**Stated exercise**
Report every line in the listing that contains the string "name".

**Rows**
.....
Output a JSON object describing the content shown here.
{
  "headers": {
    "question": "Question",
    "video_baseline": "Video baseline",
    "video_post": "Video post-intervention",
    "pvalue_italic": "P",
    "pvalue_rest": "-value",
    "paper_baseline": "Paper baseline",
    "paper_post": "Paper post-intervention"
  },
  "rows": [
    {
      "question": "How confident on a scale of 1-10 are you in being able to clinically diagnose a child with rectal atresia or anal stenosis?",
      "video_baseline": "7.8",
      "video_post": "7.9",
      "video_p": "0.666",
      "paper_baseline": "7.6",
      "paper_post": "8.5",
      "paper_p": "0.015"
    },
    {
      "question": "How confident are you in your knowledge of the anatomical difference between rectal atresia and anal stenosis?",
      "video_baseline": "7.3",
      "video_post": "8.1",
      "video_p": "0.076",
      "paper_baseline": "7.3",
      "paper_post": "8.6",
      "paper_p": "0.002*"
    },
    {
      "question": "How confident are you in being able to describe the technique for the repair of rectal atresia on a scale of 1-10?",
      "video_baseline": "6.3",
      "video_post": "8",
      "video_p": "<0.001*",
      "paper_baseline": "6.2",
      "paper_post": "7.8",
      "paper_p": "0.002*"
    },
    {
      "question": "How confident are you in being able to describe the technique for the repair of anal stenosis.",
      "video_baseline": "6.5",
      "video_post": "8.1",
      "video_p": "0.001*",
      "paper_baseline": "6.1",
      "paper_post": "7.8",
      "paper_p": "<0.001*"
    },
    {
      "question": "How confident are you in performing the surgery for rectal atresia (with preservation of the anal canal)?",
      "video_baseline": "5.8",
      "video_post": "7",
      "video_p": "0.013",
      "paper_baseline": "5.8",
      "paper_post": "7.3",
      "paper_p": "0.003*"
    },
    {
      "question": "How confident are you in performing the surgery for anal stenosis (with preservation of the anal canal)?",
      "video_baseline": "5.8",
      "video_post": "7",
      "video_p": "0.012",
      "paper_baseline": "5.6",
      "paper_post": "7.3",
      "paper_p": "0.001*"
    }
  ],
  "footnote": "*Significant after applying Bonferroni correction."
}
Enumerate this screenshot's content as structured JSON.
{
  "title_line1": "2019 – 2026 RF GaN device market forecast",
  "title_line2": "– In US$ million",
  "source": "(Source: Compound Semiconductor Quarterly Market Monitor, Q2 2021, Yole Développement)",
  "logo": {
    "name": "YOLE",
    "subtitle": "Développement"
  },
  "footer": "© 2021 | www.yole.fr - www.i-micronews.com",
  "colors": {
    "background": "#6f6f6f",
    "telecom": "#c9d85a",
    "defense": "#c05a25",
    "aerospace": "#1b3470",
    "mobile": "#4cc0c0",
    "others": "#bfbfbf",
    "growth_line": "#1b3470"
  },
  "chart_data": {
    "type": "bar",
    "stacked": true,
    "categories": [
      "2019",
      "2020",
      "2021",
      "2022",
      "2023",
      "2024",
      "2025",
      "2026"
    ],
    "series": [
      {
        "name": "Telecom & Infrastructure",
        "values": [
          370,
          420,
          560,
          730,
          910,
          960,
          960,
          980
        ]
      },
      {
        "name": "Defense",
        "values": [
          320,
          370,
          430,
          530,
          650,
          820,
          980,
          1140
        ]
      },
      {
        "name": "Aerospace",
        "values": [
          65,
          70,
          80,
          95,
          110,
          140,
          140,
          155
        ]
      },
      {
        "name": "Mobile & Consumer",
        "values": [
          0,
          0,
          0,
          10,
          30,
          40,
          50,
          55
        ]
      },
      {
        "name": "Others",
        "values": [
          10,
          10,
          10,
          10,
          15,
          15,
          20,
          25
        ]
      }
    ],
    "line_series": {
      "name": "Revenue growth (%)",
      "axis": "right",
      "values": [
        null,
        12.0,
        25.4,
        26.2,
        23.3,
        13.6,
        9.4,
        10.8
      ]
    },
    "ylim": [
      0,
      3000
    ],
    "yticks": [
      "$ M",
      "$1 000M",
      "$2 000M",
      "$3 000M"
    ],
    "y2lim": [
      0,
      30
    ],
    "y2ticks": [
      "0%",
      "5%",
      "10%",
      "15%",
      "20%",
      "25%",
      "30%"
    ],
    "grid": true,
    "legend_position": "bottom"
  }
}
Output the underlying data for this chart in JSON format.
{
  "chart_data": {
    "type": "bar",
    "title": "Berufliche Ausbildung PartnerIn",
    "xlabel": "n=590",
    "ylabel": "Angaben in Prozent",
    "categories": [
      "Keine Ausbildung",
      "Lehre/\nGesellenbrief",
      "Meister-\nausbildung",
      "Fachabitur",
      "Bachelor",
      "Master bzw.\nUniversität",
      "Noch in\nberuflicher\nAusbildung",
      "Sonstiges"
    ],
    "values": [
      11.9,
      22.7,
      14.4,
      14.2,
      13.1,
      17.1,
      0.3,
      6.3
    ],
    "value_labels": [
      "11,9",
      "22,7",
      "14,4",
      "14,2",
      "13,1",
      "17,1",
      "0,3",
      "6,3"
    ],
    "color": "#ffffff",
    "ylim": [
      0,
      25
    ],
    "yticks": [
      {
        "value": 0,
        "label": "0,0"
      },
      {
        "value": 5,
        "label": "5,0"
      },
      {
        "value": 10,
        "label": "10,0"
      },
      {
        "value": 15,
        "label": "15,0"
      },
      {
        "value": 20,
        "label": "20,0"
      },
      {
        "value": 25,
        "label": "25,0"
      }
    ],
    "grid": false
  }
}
.....
**Output for this exercise**
    "name": "YOLE",
        "name": "Telecom & Infrastructure",
        "name": "Defense",
        "name": "Aerospace",
        "name": "Mobile & Consumer",
        "name": "Others",
      "name": "Revenue growth (%)",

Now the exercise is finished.